(Records contained in a dataset)
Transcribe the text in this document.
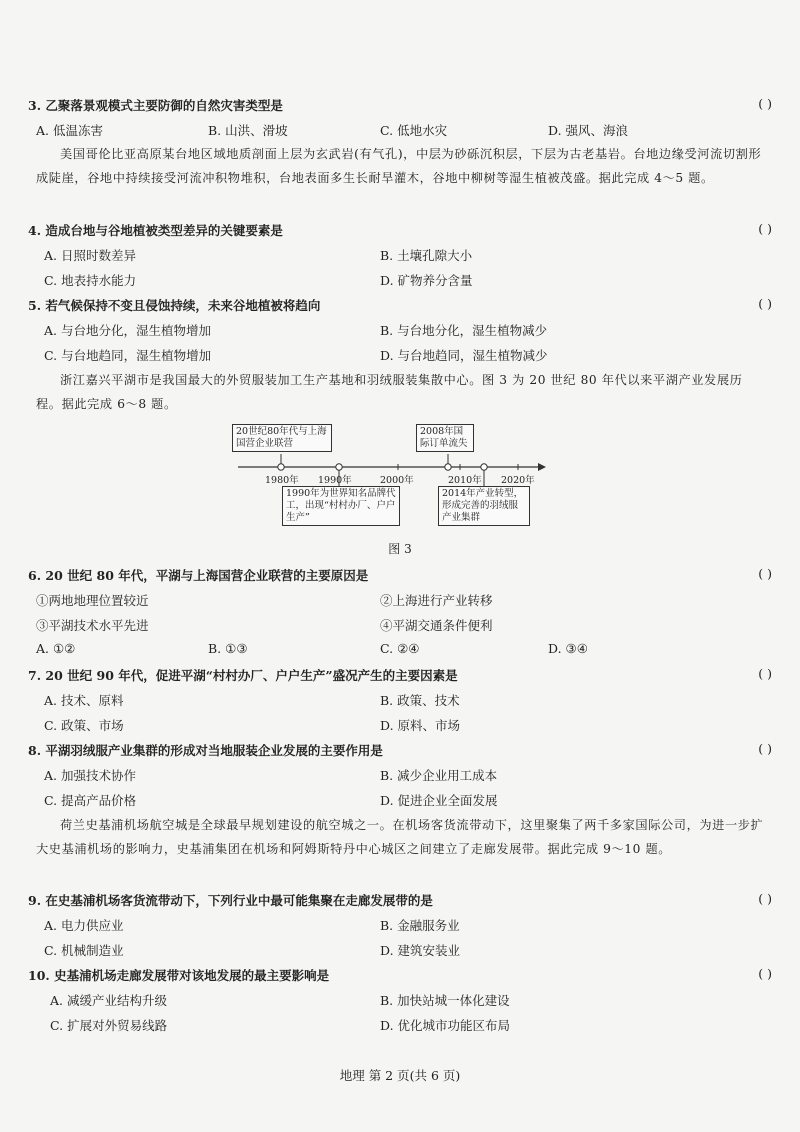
3. 乙聚落景观模式主要防御的自然灾害类型是	( )
A. 低温冻害	B. 山洪、滑坡	C. 低地水灾	D. 强风、海浪
美国哥伦比亚高原某台地区域地质剖面上层为玄武岩(有气孔)，中层为砂砾沉积层，下层为古老基岩。台地边缘受河流切割形成陡崖，谷地中持续接受河流冲积物堆积，台地表面多生长耐旱灌木，谷地中柳树等湿生植被茂盛。据此完成 4～5 题。
4. 造成台地与谷地植被类型差异的关键要素是	( )
A. 日照时数差异	B. 土壤孔隙大小
C. 地表持水能力	D. 矿物养分含量
5. 若气候保持不变且侵蚀持续，未来谷地植被将趋向	( )
A. 与台地分化，湿生植物增加	B. 与台地分化，湿生植物减少
C. 与台地趋同，湿生植物增加	D. 与台地趋同，湿生植物减少
浙江嘉兴平湖市是我国最大的外贸服装加工生产基地和羽绒服装集散中心。图 3 为 20 世纪 80 年代以来平湖产业发展历程。据此完成 6～8 题。
20世纪80年代与上海国营企业联营
2008年国际订单流失
1990年为世界知名品牌代工，出现“村村办厂、户户生产”
2014年产业转型，形成完善的羽绒服产业集群
1980年 1990年	2000年	2010年 2020年
图 3
6. 20 世纪 80 年代，平湖与上海国营企业联营的主要原因是	( )
①两地地理位置较近	②上海进行产业转移
③平湖技术水平先进	④平湖交通条件便利
A. ①②	B. ①③	C. ②④	D. ③④
7. 20 世纪 90 年代，促进平湖“村村办厂、户户生产”盛况产生的主要因素是	( )
A. 技术、原料	B. 政策、技术
C. 政策、市场	D. 原料、市场
8. 平湖羽绒服产业集群的形成对当地服装企业发展的主要作用是	( )
A. 加强技术协作	B. 减少企业用工成本
C. 提高产品价格	D. 促进企业全面发展
荷兰史基浦机场航空城是全球最早规划建设的航空城之一。在机场客货流带动下，这里聚集了两千多家国际公司，为进一步扩大史基浦机场的影响力，史基浦集团在机场和阿姆斯特丹中心城区之间建立了走廊发展带。据此完成 9～10 题。
9. 在史基浦机场客货流带动下，下列行业中最可能集聚在走廊发展带的是	( )
A. 电力供应业	B. 金融服务业
C. 机械制造业	D. 建筑安装业
10. 史基浦机场走廊发展带对该地发展的最主要影响是	( )
A. 减缓产业结构升级	B. 加快站城一体化建设
C. 扩展对外贸易线路	D. 优化城市功能区布局
地理 第 2 页(共 6 页)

__Aim__: Consider the entries above and return each line with the string "湿生植物减少".

__The result__:
A. 与台地分化，湿生植物增加	B. 与台地分化，湿生植物减少
C. 与台地趋同，湿生植物增加	D. 与台地趋同，湿生植物减少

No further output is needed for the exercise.